[Start Given data]

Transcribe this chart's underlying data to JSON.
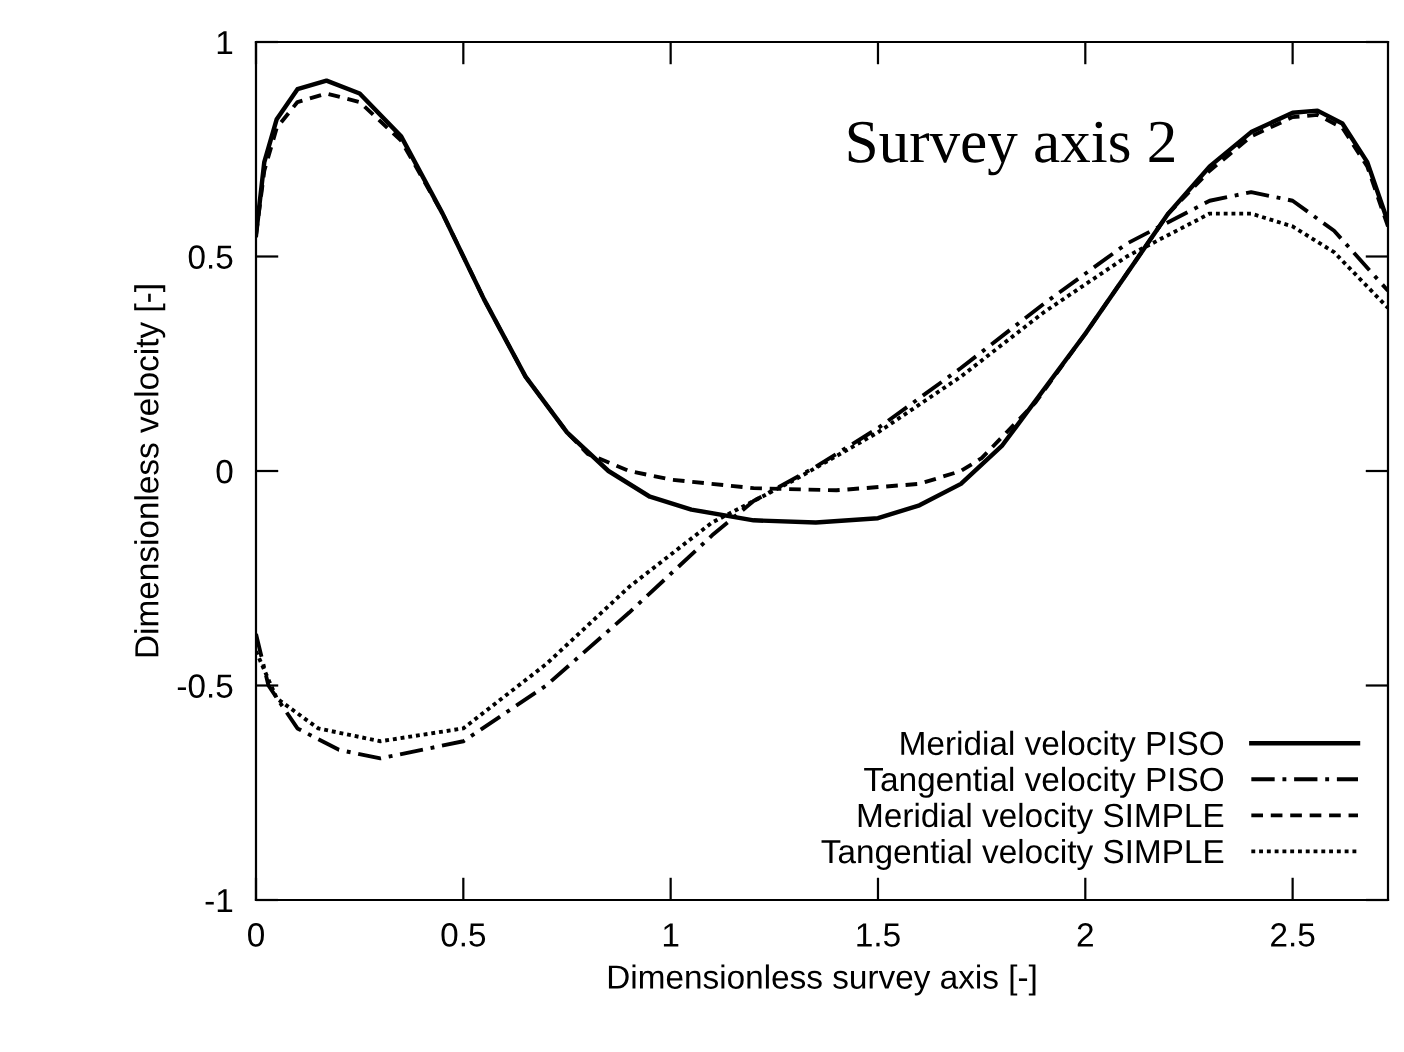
{
  "chart_data": {
    "type": "line",
    "xlabel": "Dimensionless survey axis [-]",
    "ylabel": "Dimensionless velocity [-]",
    "annotations": [
      "Survey axis 2"
    ],
    "xlim": [
      0,
      2.73
    ],
    "ylim": [
      -1,
      1
    ],
    "xticks": [
      0,
      0.5,
      1,
      1.5,
      2,
      2.5
    ],
    "yticks": [
      -1,
      -0.5,
      0,
      0.5,
      1
    ],
    "grid": false,
    "legend": "bottom right",
    "marker": "none",
    "series": [
      {
        "name": "Meridial velocity PISO",
        "color": "#000000",
        "line_style": "solid",
        "x": [
          0,
          0.02,
          0.05,
          0.1,
          0.17,
          0.25,
          0.35,
          0.45,
          0.55,
          0.65,
          0.75,
          0.85,
          0.95,
          1.05,
          1.2,
          1.35,
          1.5,
          1.6,
          1.7,
          1.8,
          1.9,
          2.0,
          2.1,
          2.2,
          2.3,
          2.4,
          2.5,
          2.56,
          2.62,
          2.68,
          2.73
        ],
        "values": [
          0.55,
          0.72,
          0.82,
          0.89,
          0.91,
          0.88,
          0.78,
          0.6,
          0.4,
          0.22,
          0.09,
          0.0,
          -0.06,
          -0.09,
          -0.115,
          -0.12,
          -0.11,
          -0.08,
          -0.03,
          0.06,
          0.19,
          0.32,
          0.46,
          0.6,
          0.71,
          0.79,
          0.835,
          0.84,
          0.81,
          0.72,
          0.58
        ]
      },
      {
        "name": "Tangential velocity PISO",
        "color": "#000000",
        "line_style": "dashdot",
        "x": [
          0,
          0.03,
          0.1,
          0.2,
          0.3,
          0.5,
          0.7,
          0.9,
          1.1,
          1.2,
          1.35,
          1.5,
          1.7,
          1.9,
          2.1,
          2.3,
          2.4,
          2.5,
          2.6,
          2.73
        ],
        "values": [
          -0.38,
          -0.5,
          -0.6,
          -0.65,
          -0.67,
          -0.63,
          -0.5,
          -0.33,
          -0.15,
          -0.07,
          0.01,
          0.1,
          0.24,
          0.39,
          0.53,
          0.63,
          0.65,
          0.63,
          0.56,
          0.42
        ]
      },
      {
        "name": "Meridial velocity SIMPLE",
        "color": "#000000",
        "line_style": "dashed",
        "x": [
          0,
          0.02,
          0.05,
          0.1,
          0.17,
          0.25,
          0.35,
          0.45,
          0.55,
          0.65,
          0.75,
          0.8,
          0.9,
          1.0,
          1.2,
          1.4,
          1.6,
          1.7,
          1.75,
          1.88,
          2.0,
          2.1,
          2.2,
          2.3,
          2.4,
          2.5,
          2.56,
          2.62,
          2.68,
          2.73
        ],
        "values": [
          0.55,
          0.7,
          0.8,
          0.86,
          0.88,
          0.86,
          0.77,
          0.6,
          0.4,
          0.22,
          0.09,
          0.04,
          0.0,
          -0.02,
          -0.04,
          -0.045,
          -0.03,
          0.0,
          0.03,
          0.16,
          0.32,
          0.46,
          0.6,
          0.7,
          0.78,
          0.825,
          0.83,
          0.8,
          0.71,
          0.57
        ]
      },
      {
        "name": "Tangential velocity SIMPLE",
        "color": "#000000",
        "line_style": "dotted",
        "x": [
          0,
          0.05,
          0.15,
          0.3,
          0.5,
          0.7,
          0.9,
          1.1,
          1.3,
          1.5,
          1.7,
          1.9,
          2.1,
          2.3,
          2.4,
          2.5,
          2.6,
          2.73
        ],
        "values": [
          -0.42,
          -0.53,
          -0.6,
          -0.63,
          -0.6,
          -0.45,
          -0.27,
          -0.12,
          -0.02,
          0.09,
          0.22,
          0.37,
          0.5,
          0.6,
          0.6,
          0.57,
          0.51,
          0.38
        ]
      }
    ]
  }
}
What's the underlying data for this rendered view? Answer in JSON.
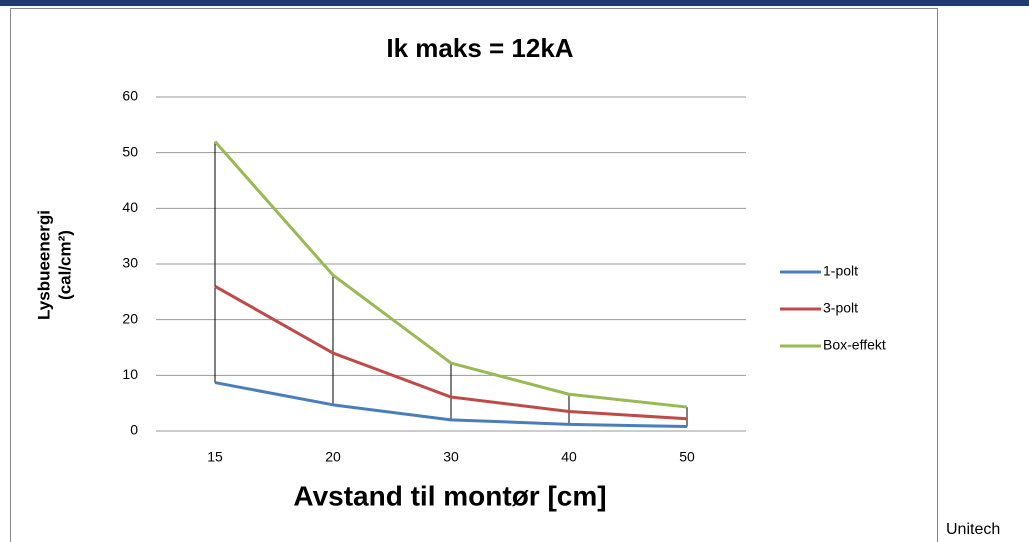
{
  "chart_data": {
    "type": "line",
    "title": "Ik  maks = 12kA",
    "y_label": [
      "Lysbueenergi",
      "(cal/cm²)"
    ],
    "x_label": "Avstand til montør [cm]",
    "categories": [
      "15",
      "20",
      "30",
      "40",
      "50"
    ],
    "series": [
      {
        "name": "1-polt",
        "color": "#4a7ebb",
        "values": [
          8.7,
          4.7,
          2.0,
          1.2,
          0.8
        ]
      },
      {
        "name": "3-polt",
        "color": "#be4b48",
        "values": [
          26,
          14,
          6.1,
          3.5,
          2.2
        ]
      },
      {
        "name": "Box-effekt",
        "color": "#98b954",
        "values": [
          52,
          28,
          12.2,
          6.6,
          4.3
        ]
      }
    ],
    "high_low_lines": true,
    "ylim": [
      0,
      60
    ],
    "yticks": [
      0,
      10,
      20,
      30,
      40,
      50,
      60
    ],
    "grid": true,
    "legend": "right"
  },
  "caption": "Unitech"
}
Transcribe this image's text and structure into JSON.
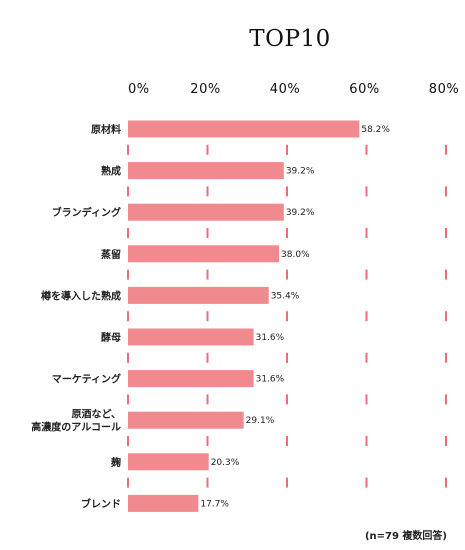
{
  "chart_data": {
    "type": "bar",
    "orientation": "horizontal",
    "title": "TOP10",
    "ticks": [
      "0%",
      "20%",
      "40%",
      "60%",
      "80%"
    ],
    "xlim": [
      0,
      80
    ],
    "categories": [
      [
        "原材料"
      ],
      [
        "熟成"
      ],
      [
        "ブランディング"
      ],
      [
        "蒸留"
      ],
      [
        "樽を導入した熟成"
      ],
      [
        "酵母"
      ],
      [
        "マーケティング"
      ],
      [
        "原酒など、",
        "高濃度のアルコール"
      ],
      [
        "麹"
      ],
      [
        "ブレンド"
      ]
    ],
    "values": [
      58.2,
      39.2,
      39.2,
      38.0,
      35.4,
      31.6,
      31.6,
      29.1,
      20.3,
      17.7
    ],
    "value_labels": [
      "58.2%",
      "39.2%",
      "39.2%",
      "38.0%",
      "35.4%",
      "31.6%",
      "31.6%",
      "29.1%",
      "20.3%",
      "17.7%"
    ],
    "bar_color": "#f08a8f",
    "guide_color": "#ef6d78",
    "grid": "dashed",
    "footnote": "(n=79 複数回答)"
  }
}
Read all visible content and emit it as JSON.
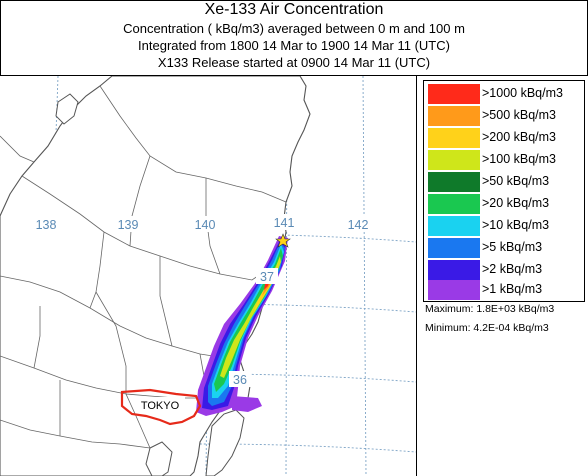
{
  "header": {
    "title": "Xe-133 Air Concentration",
    "line1": "Concentration  ( kBq/m3) averaged between      0 m and   100 m",
    "line2": "Integrated from 1800 14 Mar to 1900 14 Mar 11 (UTC)",
    "line3": "X133 Release started at 0900 14 Mar 11 (UTC)"
  },
  "map": {
    "longitude_labels": [
      "138",
      "139",
      "140",
      "141",
      "142"
    ],
    "latitude_labels": [
      "37",
      "36"
    ],
    "city_label": "TOKYO"
  },
  "legend": {
    "items": [
      {
        "label": ">1000  kBq/m3",
        "color": "#ff2a1a"
      },
      {
        "label": ">500  kBq/m3",
        "color": "#ff9a1a"
      },
      {
        "label": ">200  kBq/m3",
        "color": "#ffd21a"
      },
      {
        "label": ">100  kBq/m3",
        "color": "#cfe61a"
      },
      {
        "label": ">50  kBq/m3",
        "color": "#0f7a2a"
      },
      {
        "label": ">20  kBq/m3",
        "color": "#1ac850"
      },
      {
        "label": ">10  kBq/m3",
        "color": "#1ad2f0"
      },
      {
        "label": ">5  kBq/m3",
        "color": "#1a78f0"
      },
      {
        "label": ">2  kBq/m3",
        "color": "#3a1ae6"
      },
      {
        "label": ">1  kBq/m3",
        "color": "#9a3ae6"
      }
    ],
    "maximum": "Maximum:  1.8E+03  kBq/m3",
    "minimum": "Minimum:  4.2E-04  kBq/m3"
  }
}
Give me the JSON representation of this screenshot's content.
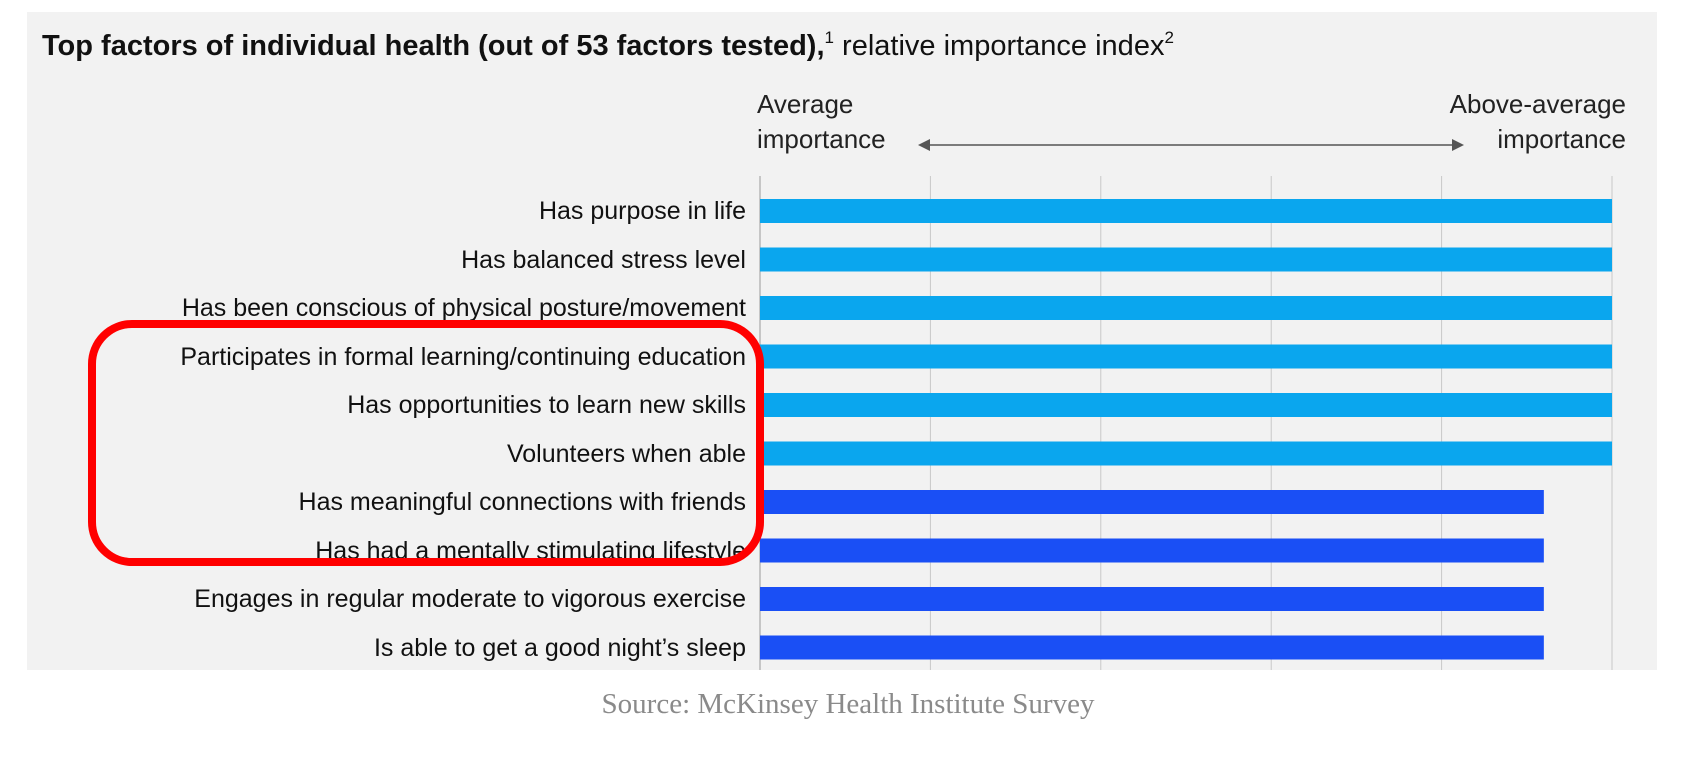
{
  "title_bold": "Top factors of individual health (out of 53 factors tested),",
  "title_bold_sup": "1",
  "title_light": " relative importance index",
  "title_light_sup": "2",
  "scale": {
    "left_line1": "Average",
    "left_line2": "importance",
    "right_line1": "Above-average",
    "right_line2": "importance"
  },
  "source": "Source: McKinsey Health Institute Survey",
  "colors": {
    "light_blue": "#0aa6ee",
    "dark_blue": "#1a4ff5",
    "highlight": "#ff0000",
    "panel": "#f2f2f2"
  },
  "chart_data": {
    "type": "bar",
    "orientation": "horizontal",
    "title": "Top factors of individual health (out of 53 factors tested), relative importance index",
    "categories": [
      "Has purpose in life",
      "Has balanced stress level",
      "Has been conscious of physical posture/movement",
      "Participates in formal learning/continuing education",
      "Has opportunities to learn new skills",
      "Volunteers when able",
      "Has meaningful connections with friends",
      "Has had a mentally stimulating lifestyle",
      "Engages in regular moderate to vigorous exercise",
      "Is able to get a good night’s sleep"
    ],
    "values": [
      5,
      5,
      5,
      5,
      5,
      5,
      4.6,
      4.6,
      4.6,
      4.6
    ],
    "color_groups": [
      "light",
      "light",
      "light",
      "light",
      "light",
      "light",
      "dark",
      "dark",
      "dark",
      "dark"
    ],
    "xlim": [
      0,
      5
    ],
    "grid": true,
    "highlighted_categories": [
      3,
      4,
      5,
      6,
      7
    ]
  }
}
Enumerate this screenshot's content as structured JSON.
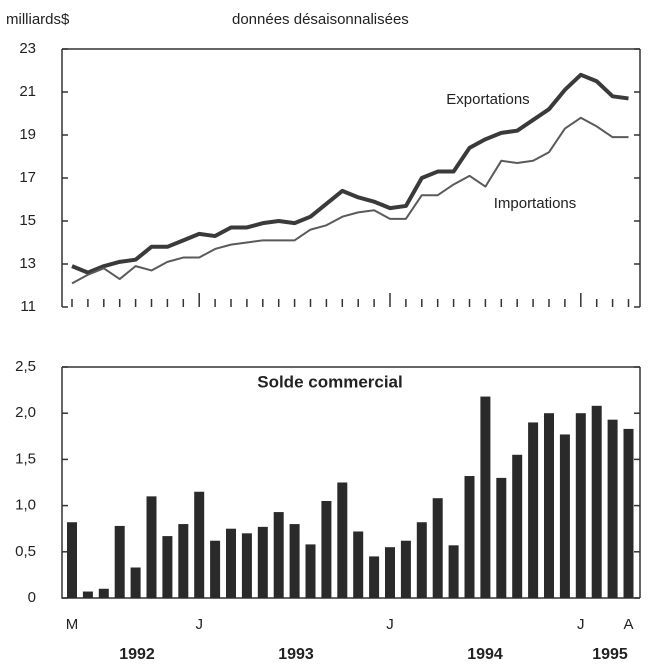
{
  "chart_data": [
    {
      "type": "line",
      "y_label": "milliards$",
      "subtitle": "données désaisonnalisées",
      "ylim": [
        11,
        23
      ],
      "yticks": [
        11,
        13,
        15,
        17,
        19,
        21,
        23
      ],
      "series": [
        {
          "name": "Exportations",
          "color": "#3a3a3a",
          "values": [
            12.9,
            12.6,
            12.9,
            13.1,
            13.2,
            13.8,
            13.8,
            14.1,
            14.4,
            14.3,
            14.7,
            14.7,
            14.9,
            15.0,
            14.9,
            15.2,
            15.8,
            16.4,
            16.1,
            15.9,
            15.6,
            15.7,
            17.0,
            17.3,
            17.3,
            18.4,
            18.8,
            19.1,
            19.2,
            19.7,
            20.2,
            21.1,
            21.8,
            21.5,
            20.8,
            20.7
          ]
        },
        {
          "name": "Importations",
          "color": "#5a5a5a",
          "values": [
            12.1,
            12.5,
            12.8,
            12.3,
            12.9,
            12.7,
            13.1,
            13.3,
            13.3,
            13.7,
            13.9,
            14.0,
            14.1,
            14.1,
            14.1,
            14.6,
            14.8,
            15.2,
            15.4,
            15.5,
            15.1,
            15.1,
            16.2,
            16.2,
            16.7,
            17.1,
            16.6,
            17.8,
            17.7,
            17.8,
            18.2,
            19.3,
            19.8,
            19.4,
            18.9,
            18.9
          ]
        }
      ]
    },
    {
      "type": "bar",
      "title": "Solde commercial",
      "color": "#2a2a2a",
      "categories": [
        "M",
        null,
        null,
        null,
        null,
        null,
        null,
        null,
        "J",
        null,
        null,
        null,
        null,
        null,
        null,
        null,
        null,
        null,
        null,
        null,
        "J",
        null,
        null,
        null,
        null,
        null,
        null,
        null,
        null,
        null,
        null,
        null,
        "J",
        null,
        null,
        "A"
      ],
      "year_labels": [
        "1992",
        "1993",
        "1994",
        "1995"
      ],
      "values": [
        0.82,
        0.07,
        0.1,
        0.78,
        0.33,
        1.1,
        0.67,
        0.8,
        1.15,
        0.62,
        0.75,
        0.7,
        0.77,
        0.93,
        0.8,
        0.58,
        1.05,
        1.25,
        0.72,
        0.45,
        0.55,
        0.62,
        0.82,
        1.08,
        0.57,
        1.32,
        2.18,
        1.3,
        1.55,
        1.9,
        2.0,
        1.77,
        2.0,
        2.08,
        1.93,
        1.83
      ],
      "ylim": [
        0,
        2.5
      ],
      "yticks": [
        0,
        {
          "value": 0.5,
          "label": "0,5"
        },
        {
          "value": 1.0,
          "label": "1,0"
        },
        {
          "value": 1.5,
          "label": "1,5"
        },
        {
          "value": 2.0,
          "label": "2,0"
        },
        {
          "value": 2.5,
          "label": "2,5"
        }
      ]
    }
  ]
}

[End Given data]

What the task asks
Of the lines in the material above, state how many contain the string "index"; give no other text.

Response to the task
2